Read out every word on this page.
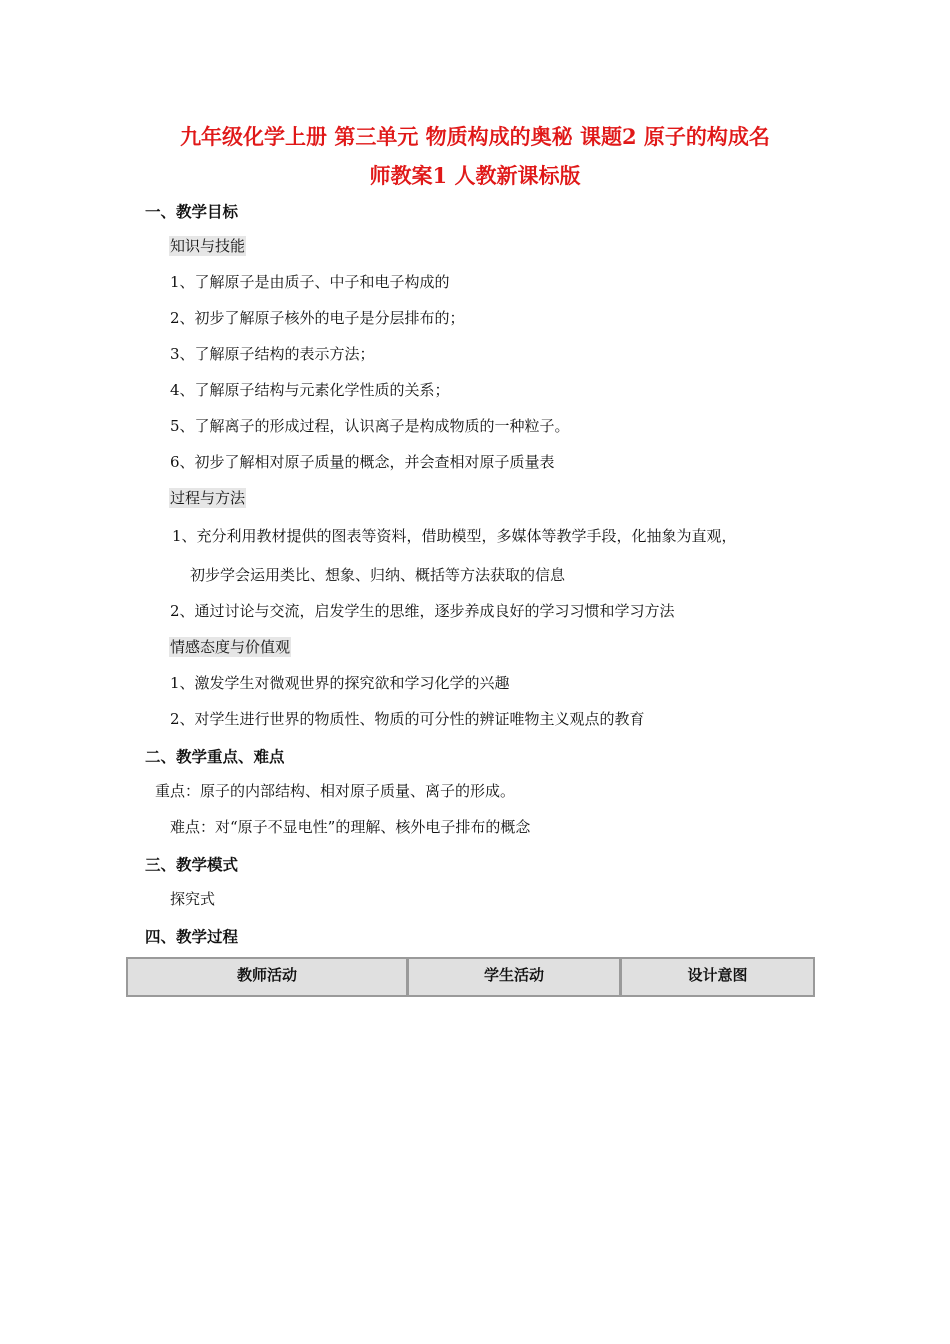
九年级化学上册 第三单元 物质构成的奥秘 课题2 原子的构成名
师教案1 人教新课标版
一、教学目标
知识与技能
1、了解原子是由质子、中子和电子构成的
2、初步了解原子核外的电子是分层排布的；
3、了解原子结构的表示方法；
4、了解原子结构与元素化学性质的关系；
5、了解离子的形成过程，认识离子是构成物质的一种粒子。
6、初步了解相对原子质量的概念，并会查相对原子质量表
过程与方法
1、充分利用教材提供的图表等资料，借助模型，多媒体等教学手段，化抽象为直观，
初步学会运用类比、想象、归纳、概括等方法获取的信息
2、通过讨论与交流，启发学生的思维，逐步养成良好的学习习惯和学习方法
情感态度与价值观
1、激发学生对微观世界的探究欲和学习化学的兴趣
2、对学生进行世界的物质性、物质的可分性的辨证唯物主义观点的教育
二、教学重点、难点
重点：原子的内部结构、相对原子质量、离子的形成。
难点：对“原子不显电性”的理解、核外电子排布的概念
三、教学模式
探究式
四、教学过程
教师活动	学生活动	设计意图
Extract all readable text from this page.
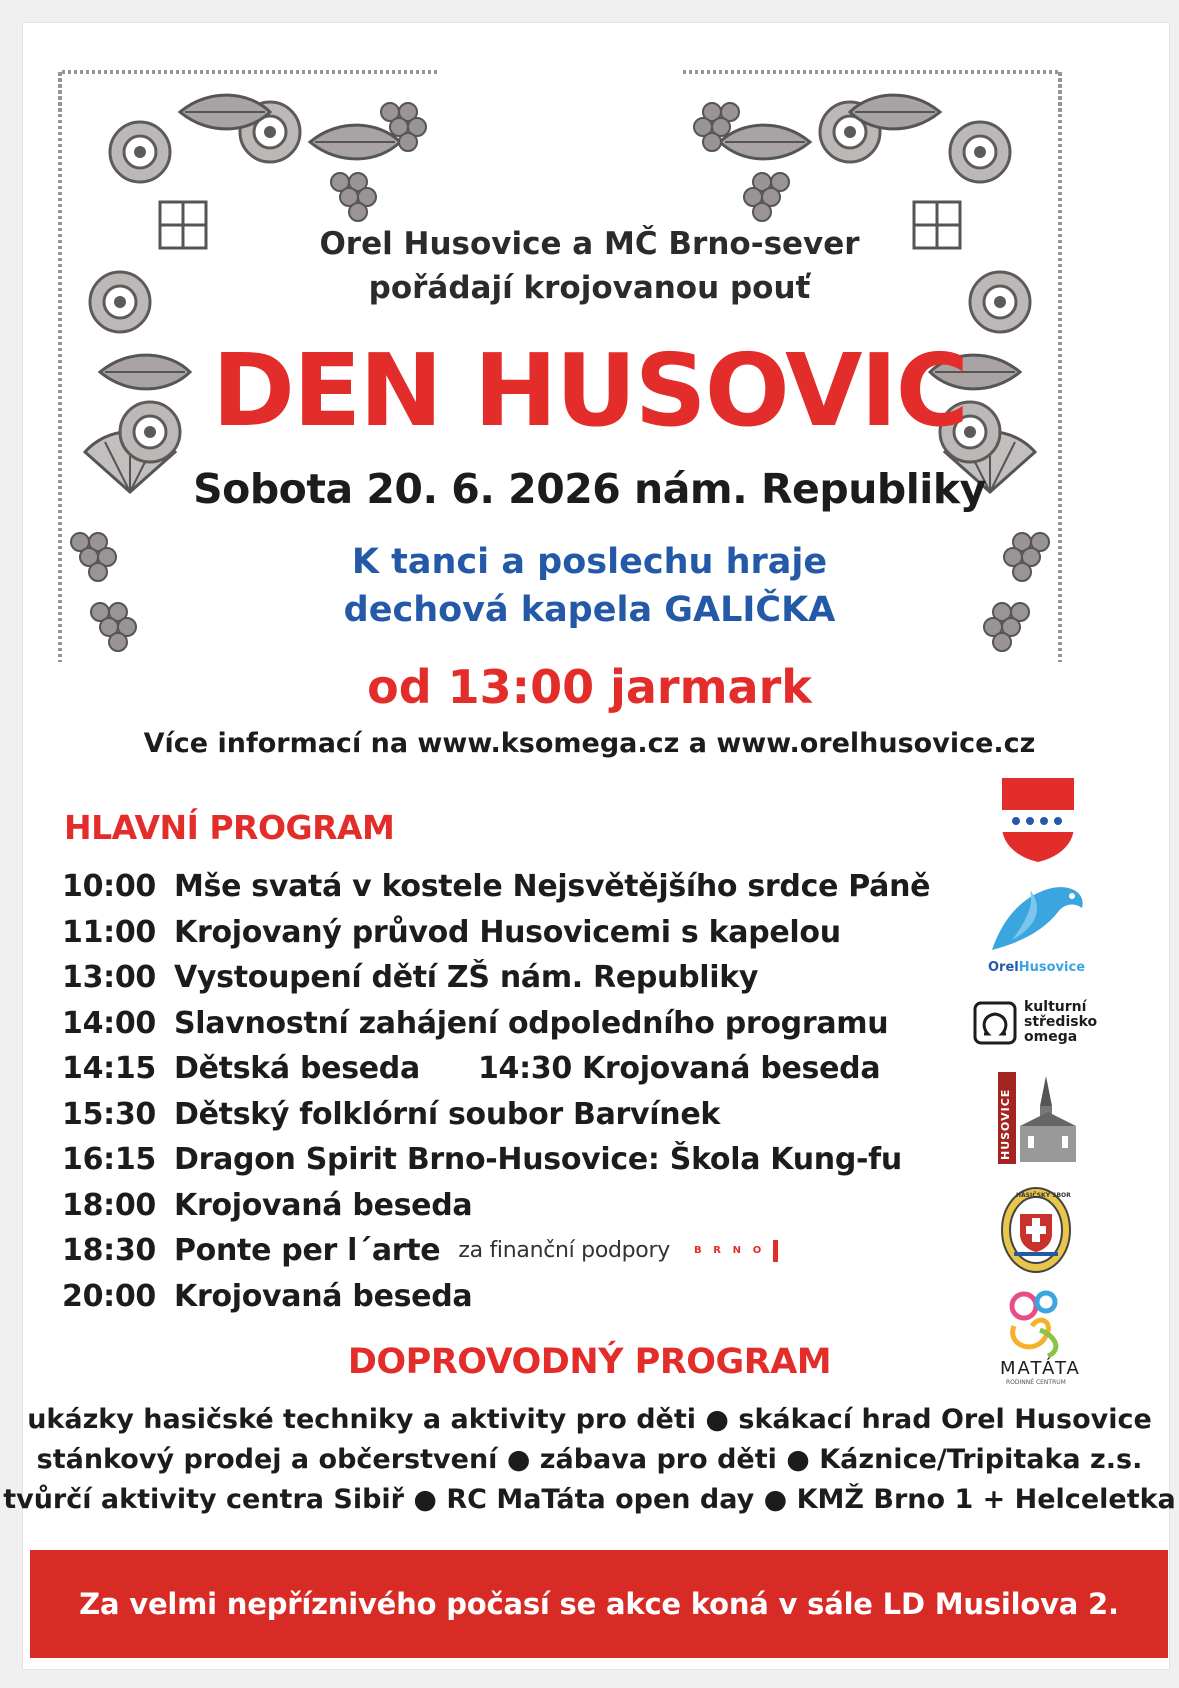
Orel Husovice a MČ Brno-sever
pořádají krojovanou pouť
DEN HUSOVIC
Sobota 20. 6. 2026 nám. Republiky
K tanci a poslechu hraje
dechová kapela GALIČKA
od 13:00 jarmark
Více informací na www.ksomega.cz a www.orelhusovice.cz
HLAVNÍ PROGRAM
10:00 Mše svatá v kostele Nejsvětějšího srdce Páně
11:00 Krojovaný průvod Husovicemi s kapelou
13:00 Vystoupení dětí ZŠ nám. Republiky
14:00 Slavnostní zahájení odpoledního programu
14:15 Dětská beseda 14:30 Krojovaná beseda
15:30 Dětský folklórní soubor Barvínek
16:15 Dragon Spirit Brno-Husovice: Škola Kung-fu
18:00 Krojovaná beseda
18:30 Ponte per l´arte za finanční podpory B R N O
20:00 Krojovaná beseda
OrelHusovice
kulturní
středisko
omega
HUSOVICE
HASIČSKÝ SBOR
MATÁTA
RODINNÉ CENTRUM
DOPROVODNÝ PROGRAM
ukázky hasičské techniky a aktivity pro děti ● skákací hrad Orel Husovice
stánkový prodej a občerstvení ● zábava pro děti ● Káznice/Tripitaka z.s.
tvůrčí aktivity centra Sibiř ● RC MaTáta open day ● KMŽ Brno 1 + Helceletka
Za velmi nepříznivého počasí se akce koná v sále LD Musilova 2.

= = = =

TASK OBJECTIVE
Give every record again exactly, apart from the pictures, which stay out.

TASK RESULT
Read out every word on this page.
九年级化学上册 第三单元 物质构成的奥秘 课题2 原子的构成名
师教案1 人教新课标版
一、教学目标
知识与技能
1、了解原子是由质子、中子和电子构成的
2、初步了解原子核外的电子是分层排布的；
3、了解原子结构的表示方法；
4、了解原子结构与元素化学性质的关系；
5、了解离子的形成过程，认识离子是构成物质的一种粒子。
6、初步了解相对原子质量的概念，并会查相对原子质量表
过程与方法
1、充分利用教材提供的图表等资料，借助模型，多媒体等教学手段，化抽象为直观，
初步学会运用类比、想象、归纳、概括等方法获取的信息
2、通过讨论与交流，启发学生的思维，逐步养成良好的学习习惯和学习方法
情感态度与价值观
1、激发学生对微观世界的探究欲和学习化学的兴趣
2、对学生进行世界的物质性、物质的可分性的辨证唯物主义观点的教育
二、教学重点、难点
重点：原子的内部结构、相对原子质量、离子的形成。
难点：对“原子不显电性”的理解、核外电子排布的概念
三、教学模式
探究式
四、教学过程
教师活动	学生活动	设计意图
Extract all readable text from this page.
Orel Husovice a MČ Brno-sever
pořádají krojovanou pouť
DEN HUSOVIC
Sobota 20. 6. 2026 nám. Republiky
K tanci a poslechu hraje
dechová kapela GALIČKA
od 13:00 jarmark
Více informací na www.ksomega.cz a www.orelhusovice.cz
HLAVNÍ PROGRAM
10:00 Mše svatá v kostele Nejsvětějšího srdce Páně
11:00 Krojovaný průvod Husovicemi s kapelou
13:00 Vystoupení dětí ZŠ nám. Republiky
14:00 Slavnostní zahájení odpoledního programu
14:15 Dětská beseda 14:30 Krojovaná beseda
15:30 Dětský folklórní soubor Barvínek
16:15 Dragon Spirit Brno-Husovice: Škola Kung-fu
18:00 Krojovaná beseda
18:30 Ponte per l´arte za finanční podpory B R N O
20:00 Krojovaná beseda
OrelHusovice
kulturní
středisko
omega
HUSOVICE
HASIČSKÝ SBOR
MATÁTA
RODINNÉ CENTRUM
DOPROVODNÝ PROGRAM
ukázky hasičské techniky a aktivity pro děti ● skákací hrad Orel Husovice
stánkový prodej a občerstvení ● zábava pro děti ● Káznice/Tripitaka z.s.
tvůrčí aktivity centra Sibiř ● RC MaTáta open day ● KMŽ Brno 1 + Helceletka
Za velmi nepříznivého počasí se akce koná v sále LD Musilova 2.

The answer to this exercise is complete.